◆ **Working data**:
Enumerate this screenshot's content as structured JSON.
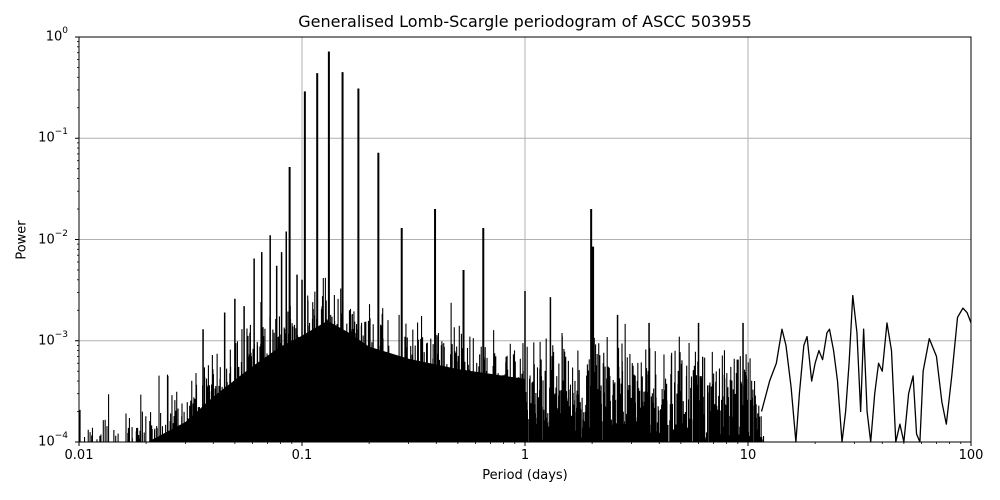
{
  "chart_data": {
    "type": "line",
    "title": "Generalised Lomb-Scargle periodogram of ASCC 503955",
    "xlabel": "Period (days)",
    "ylabel": "Power",
    "xscale": "log",
    "yscale": "log",
    "xlim": [
      0.01,
      100
    ],
    "ylim": [
      0.0001,
      1
    ],
    "grid": true,
    "x_ticks": [
      {
        "value": 0.01,
        "label": "0.01"
      },
      {
        "value": 0.1,
        "label": "0.1"
      },
      {
        "value": 1,
        "label": "1"
      },
      {
        "value": 10,
        "label": "10"
      },
      {
        "value": 100,
        "label": "100"
      }
    ],
    "y_ticks": [
      {
        "value": 1,
        "base": "10",
        "exp": "0"
      },
      {
        "value": 0.1,
        "base": "10",
        "exp": "−1"
      },
      {
        "value": 0.01,
        "base": "10",
        "exp": "−2"
      },
      {
        "value": 0.001,
        "base": "10",
        "exp": "−3"
      },
      {
        "value": 0.0001,
        "base": "10",
        "exp": "−4"
      }
    ],
    "line_color": "#000000",
    "grid_color": "#b0b0b0",
    "major_peaks": [
      {
        "period": 0.088,
        "power": 0.052
      },
      {
        "period": 0.103,
        "power": 0.29
      },
      {
        "period": 0.117,
        "power": 0.44
      },
      {
        "period": 0.132,
        "power": 0.72
      },
      {
        "period": 0.152,
        "power": 0.45
      },
      {
        "period": 0.179,
        "power": 0.31
      },
      {
        "period": 0.22,
        "power": 0.072
      },
      {
        "period": 0.28,
        "power": 0.013
      },
      {
        "period": 0.395,
        "power": 0.02
      },
      {
        "period": 0.53,
        "power": 0.005
      },
      {
        "period": 0.65,
        "power": 0.013
      },
      {
        "period": 1.98,
        "power": 0.02
      },
      {
        "period": 2.02,
        "power": 0.0085
      }
    ],
    "secondary_peaks": [
      {
        "period": 0.061,
        "power": 0.0065
      },
      {
        "period": 0.066,
        "power": 0.0075
      },
      {
        "period": 0.072,
        "power": 0.011
      },
      {
        "period": 0.077,
        "power": 0.0055
      },
      {
        "period": 0.081,
        "power": 0.0075
      },
      {
        "period": 0.085,
        "power": 0.012
      },
      {
        "period": 0.095,
        "power": 0.0045
      },
      {
        "period": 0.1,
        "power": 0.004
      },
      {
        "period": 0.045,
        "power": 0.0019
      },
      {
        "period": 0.05,
        "power": 0.0026
      },
      {
        "period": 0.055,
        "power": 0.0022
      },
      {
        "period": 0.036,
        "power": 0.0013
      },
      {
        "period": 0.025,
        "power": 0.00045
      },
      {
        "period": 1.0,
        "power": 0.0031
      },
      {
        "period": 1.3,
        "power": 0.0027
      },
      {
        "period": 2.6,
        "power": 0.0018
      },
      {
        "period": 3.6,
        "power": 0.0015
      },
      {
        "period": 6.0,
        "power": 0.0015
      },
      {
        "period": 9.5,
        "power": 0.0015
      }
    ],
    "long_period_curve": {
      "description": "smooth oscillating envelope beyond ~12 days",
      "points": [
        [
          11.5,
          0.0002
        ],
        [
          12.5,
          0.0004
        ],
        [
          13.4,
          0.0006
        ],
        [
          14.2,
          0.0013
        ],
        [
          14.8,
          0.0009
        ],
        [
          15.6,
          0.00035
        ],
        [
          16.4,
          8e-05
        ],
        [
          17.0,
          0.0003
        ],
        [
          17.8,
          0.0009
        ],
        [
          18.4,
          0.0011
        ],
        [
          19.3,
          0.0004
        ],
        [
          20.0,
          0.0006
        ],
        [
          20.8,
          0.0008
        ],
        [
          21.6,
          0.00065
        ],
        [
          22.6,
          0.0012
        ],
        [
          23.2,
          0.0013
        ],
        [
          24.2,
          0.0008
        ],
        [
          25.2,
          0.0004
        ],
        [
          26.4,
          8e-05
        ],
        [
          27.4,
          0.0002
        ],
        [
          28.4,
          0.0006
        ],
        [
          29.5,
          0.0028
        ],
        [
          30.8,
          0.0012
        ],
        [
          32.0,
          0.0002
        ],
        [
          33.0,
          0.0013
        ],
        [
          34.2,
          0.0002
        ],
        [
          35.5,
          8e-05
        ],
        [
          37.0,
          0.0003
        ],
        [
          38.5,
          0.0006
        ],
        [
          40.0,
          0.0005
        ],
        [
          42.0,
          0.0015
        ],
        [
          44.0,
          0.0008
        ],
        [
          46.0,
          8e-05
        ],
        [
          48.0,
          0.00015
        ],
        [
          50.0,
          8e-05
        ],
        [
          52.5,
          0.0003
        ],
        [
          55.0,
          0.00045
        ],
        [
          57.0,
          0.00012
        ],
        [
          59.0,
          8e-05
        ],
        [
          61.0,
          0.0005
        ],
        [
          65.0,
          0.00105
        ],
        [
          70.0,
          0.0007
        ],
        [
          74.0,
          0.00025
        ],
        [
          77.5,
          0.00015
        ],
        [
          82.0,
          0.00045
        ],
        [
          87.0,
          0.0017
        ],
        [
          92.0,
          0.0021
        ],
        [
          96.0,
          0.0019
        ],
        [
          100.0,
          0.0015
        ]
      ]
    },
    "noise_floor": {
      "description": "dense forest of narrow peaks from 0.01 to ~12 days",
      "envelope": [
        [
          0.01,
          0.00018
        ],
        [
          0.02,
          0.00028
        ],
        [
          0.03,
          0.00045
        ],
        [
          0.04,
          0.0008
        ],
        [
          0.06,
          0.0016
        ],
        [
          0.08,
          0.0025
        ],
        [
          0.1,
          0.0032
        ],
        [
          0.13,
          0.0045
        ],
        [
          0.16,
          0.0035
        ],
        [
          0.2,
          0.0025
        ],
        [
          0.3,
          0.0019
        ],
        [
          0.5,
          0.0015
        ],
        [
          1.0,
          0.0012
        ],
        [
          2.0,
          0.0011
        ],
        [
          5.0,
          0.0009
        ],
        [
          10.0,
          0.0009
        ],
        [
          12.0,
          0.0003
        ]
      ]
    }
  }
}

◆ **Instruction**:
Except for the pictures, copy every line of the records above exactly.

◆ **Written solution**:
Enumerate this screenshot's content as structured JSON.
{
  "chart_data": {
    "type": "line",
    "title": "Generalised Lomb-Scargle periodogram of ASCC 503955",
    "xlabel": "Period (days)",
    "ylabel": "Power",
    "xscale": "log",
    "yscale": "log",
    "xlim": [
      0.01,
      100
    ],
    "ylim": [
      0.0001,
      1
    ],
    "grid": true,
    "x_ticks": [
      {
        "value": 0.01,
        "label": "0.01"
      },
      {
        "value": 0.1,
        "label": "0.1"
      },
      {
        "value": 1,
        "label": "1"
      },
      {
        "value": 10,
        "label": "10"
      },
      {
        "value": 100,
        "label": "100"
      }
    ],
    "y_ticks": [
      {
        "value": 1,
        "base": "10",
        "exp": "0"
      },
      {
        "value": 0.1,
        "base": "10",
        "exp": "−1"
      },
      {
        "value": 0.01,
        "base": "10",
        "exp": "−2"
      },
      {
        "value": 0.001,
        "base": "10",
        "exp": "−3"
      },
      {
        "value": 0.0001,
        "base": "10",
        "exp": "−4"
      }
    ],
    "line_color": "#000000",
    "grid_color": "#b0b0b0",
    "major_peaks": [
      {
        "period": 0.088,
        "power": 0.052
      },
      {
        "period": 0.103,
        "power": 0.29
      },
      {
        "period": 0.117,
        "power": 0.44
      },
      {
        "period": 0.132,
        "power": 0.72
      },
      {
        "period": 0.152,
        "power": 0.45
      },
      {
        "period": 0.179,
        "power": 0.31
      },
      {
        "period": 0.22,
        "power": 0.072
      },
      {
        "period": 0.28,
        "power": 0.013
      },
      {
        "period": 0.395,
        "power": 0.02
      },
      {
        "period": 0.53,
        "power": 0.005
      },
      {
        "period": 0.65,
        "power": 0.013
      },
      {
        "period": 1.98,
        "power": 0.02
      },
      {
        "period": 2.02,
        "power": 0.0085
      }
    ],
    "secondary_peaks": [
      {
        "period": 0.061,
        "power": 0.0065
      },
      {
        "period": 0.066,
        "power": 0.0075
      },
      {
        "period": 0.072,
        "power": 0.011
      },
      {
        "period": 0.077,
        "power": 0.0055
      },
      {
        "period": 0.081,
        "power": 0.0075
      },
      {
        "period": 0.085,
        "power": 0.012
      },
      {
        "period": 0.095,
        "power": 0.0045
      },
      {
        "period": 0.1,
        "power": 0.004
      },
      {
        "period": 0.045,
        "power": 0.0019
      },
      {
        "period": 0.05,
        "power": 0.0026
      },
      {
        "period": 0.055,
        "power": 0.0022
      },
      {
        "period": 0.036,
        "power": 0.0013
      },
      {
        "period": 0.025,
        "power": 0.00045
      },
      {
        "period": 1.0,
        "power": 0.0031
      },
      {
        "period": 1.3,
        "power": 0.0027
      },
      {
        "period": 2.6,
        "power": 0.0018
      },
      {
        "period": 3.6,
        "power": 0.0015
      },
      {
        "period": 6.0,
        "power": 0.0015
      },
      {
        "period": 9.5,
        "power": 0.0015
      }
    ],
    "long_period_curve": {
      "description": "smooth oscillating envelope beyond ~12 days",
      "points": [
        [
          11.5,
          0.0002
        ],
        [
          12.5,
          0.0004
        ],
        [
          13.4,
          0.0006
        ],
        [
          14.2,
          0.0013
        ],
        [
          14.8,
          0.0009
        ],
        [
          15.6,
          0.00035
        ],
        [
          16.4,
          8e-05
        ],
        [
          17.0,
          0.0003
        ],
        [
          17.8,
          0.0009
        ],
        [
          18.4,
          0.0011
        ],
        [
          19.3,
          0.0004
        ],
        [
          20.0,
          0.0006
        ],
        [
          20.8,
          0.0008
        ],
        [
          21.6,
          0.00065
        ],
        [
          22.6,
          0.0012
        ],
        [
          23.2,
          0.0013
        ],
        [
          24.2,
          0.0008
        ],
        [
          25.2,
          0.0004
        ],
        [
          26.4,
          8e-05
        ],
        [
          27.4,
          0.0002
        ],
        [
          28.4,
          0.0006
        ],
        [
          29.5,
          0.0028
        ],
        [
          30.8,
          0.0012
        ],
        [
          32.0,
          0.0002
        ],
        [
          33.0,
          0.0013
        ],
        [
          34.2,
          0.0002
        ],
        [
          35.5,
          8e-05
        ],
        [
          37.0,
          0.0003
        ],
        [
          38.5,
          0.0006
        ],
        [
          40.0,
          0.0005
        ],
        [
          42.0,
          0.0015
        ],
        [
          44.0,
          0.0008
        ],
        [
          46.0,
          8e-05
        ],
        [
          48.0,
          0.00015
        ],
        [
          50.0,
          8e-05
        ],
        [
          52.5,
          0.0003
        ],
        [
          55.0,
          0.00045
        ],
        [
          57.0,
          0.00012
        ],
        [
          59.0,
          8e-05
        ],
        [
          61.0,
          0.0005
        ],
        [
          65.0,
          0.00105
        ],
        [
          70.0,
          0.0007
        ],
        [
          74.0,
          0.00025
        ],
        [
          77.5,
          0.00015
        ],
        [
          82.0,
          0.00045
        ],
        [
          87.0,
          0.0017
        ],
        [
          92.0,
          0.0021
        ],
        [
          96.0,
          0.0019
        ],
        [
          100.0,
          0.0015
        ]
      ]
    },
    "noise_floor": {
      "description": "dense forest of narrow peaks from 0.01 to ~12 days",
      "envelope": [
        [
          0.01,
          0.00018
        ],
        [
          0.02,
          0.00028
        ],
        [
          0.03,
          0.00045
        ],
        [
          0.04,
          0.0008
        ],
        [
          0.06,
          0.0016
        ],
        [
          0.08,
          0.0025
        ],
        [
          0.1,
          0.0032
        ],
        [
          0.13,
          0.0045
        ],
        [
          0.16,
          0.0035
        ],
        [
          0.2,
          0.0025
        ],
        [
          0.3,
          0.0019
        ],
        [
          0.5,
          0.0015
        ],
        [
          1.0,
          0.0012
        ],
        [
          2.0,
          0.0011
        ],
        [
          5.0,
          0.0009
        ],
        [
          10.0,
          0.0009
        ],
        [
          12.0,
          0.0003
        ]
      ]
    }
  }
}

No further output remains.